Rewrite all of the following items so that "legend-label" is replaced by "legend-entry" wherever it occurs, with everything else left unchanged.

Dataset records
◇ ◇ ◇ ◇ ◇ ◇ ◇

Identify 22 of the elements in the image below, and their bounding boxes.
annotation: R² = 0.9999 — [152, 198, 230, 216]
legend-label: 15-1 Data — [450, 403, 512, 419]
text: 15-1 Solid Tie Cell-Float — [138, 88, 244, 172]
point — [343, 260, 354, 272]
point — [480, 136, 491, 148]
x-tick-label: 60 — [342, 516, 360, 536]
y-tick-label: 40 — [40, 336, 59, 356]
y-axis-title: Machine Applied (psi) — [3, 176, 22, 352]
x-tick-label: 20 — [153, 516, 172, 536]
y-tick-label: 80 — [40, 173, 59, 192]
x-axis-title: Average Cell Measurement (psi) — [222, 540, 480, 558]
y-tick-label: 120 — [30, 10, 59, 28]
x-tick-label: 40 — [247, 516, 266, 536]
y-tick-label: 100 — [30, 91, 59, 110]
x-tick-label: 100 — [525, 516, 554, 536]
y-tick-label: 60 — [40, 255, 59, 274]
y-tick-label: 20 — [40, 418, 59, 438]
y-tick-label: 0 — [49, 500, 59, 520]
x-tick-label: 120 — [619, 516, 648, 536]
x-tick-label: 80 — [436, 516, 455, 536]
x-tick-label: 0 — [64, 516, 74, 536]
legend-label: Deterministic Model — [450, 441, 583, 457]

◇ ◇ ◇ ◇ ◇ ◇ ◇

◆ ANSWER TO THE EXERCISE:
Identify 22 of the elements in the image below, and their bounding boxes.
annotation: R² = 0.9999 — [152, 198, 230, 216]
legend-entry: 15-1 Data — [450, 403, 512, 419]
text: 15-1 Solid Tie Cell-Float — [138, 88, 244, 172]
point — [343, 260, 354, 272]
point — [480, 136, 491, 148]
x-tick-label: 60 — [342, 516, 360, 536]
y-tick-label: 40 — [40, 336, 59, 356]
y-axis-title: Machine Applied (psi) — [3, 176, 22, 352]
x-tick-label: 20 — [153, 516, 172, 536]
y-tick-label: 80 — [40, 173, 59, 192]
x-axis-title: Average Cell Measurement (psi) — [222, 540, 480, 558]
y-tick-label: 120 — [30, 10, 59, 28]
x-tick-label: 40 — [247, 516, 266, 536]
y-tick-label: 100 — [30, 91, 59, 110]
x-tick-label: 100 — [525, 516, 554, 536]
y-tick-label: 60 — [40, 255, 59, 274]
y-tick-label: 20 — [40, 418, 59, 438]
y-tick-label: 0 — [49, 500, 59, 520]
x-tick-label: 120 — [619, 516, 648, 536]
x-tick-label: 80 — [436, 516, 455, 536]
x-tick-label: 0 — [64, 516, 74, 536]
legend-entry: Deterministic Model — [450, 441, 583, 457]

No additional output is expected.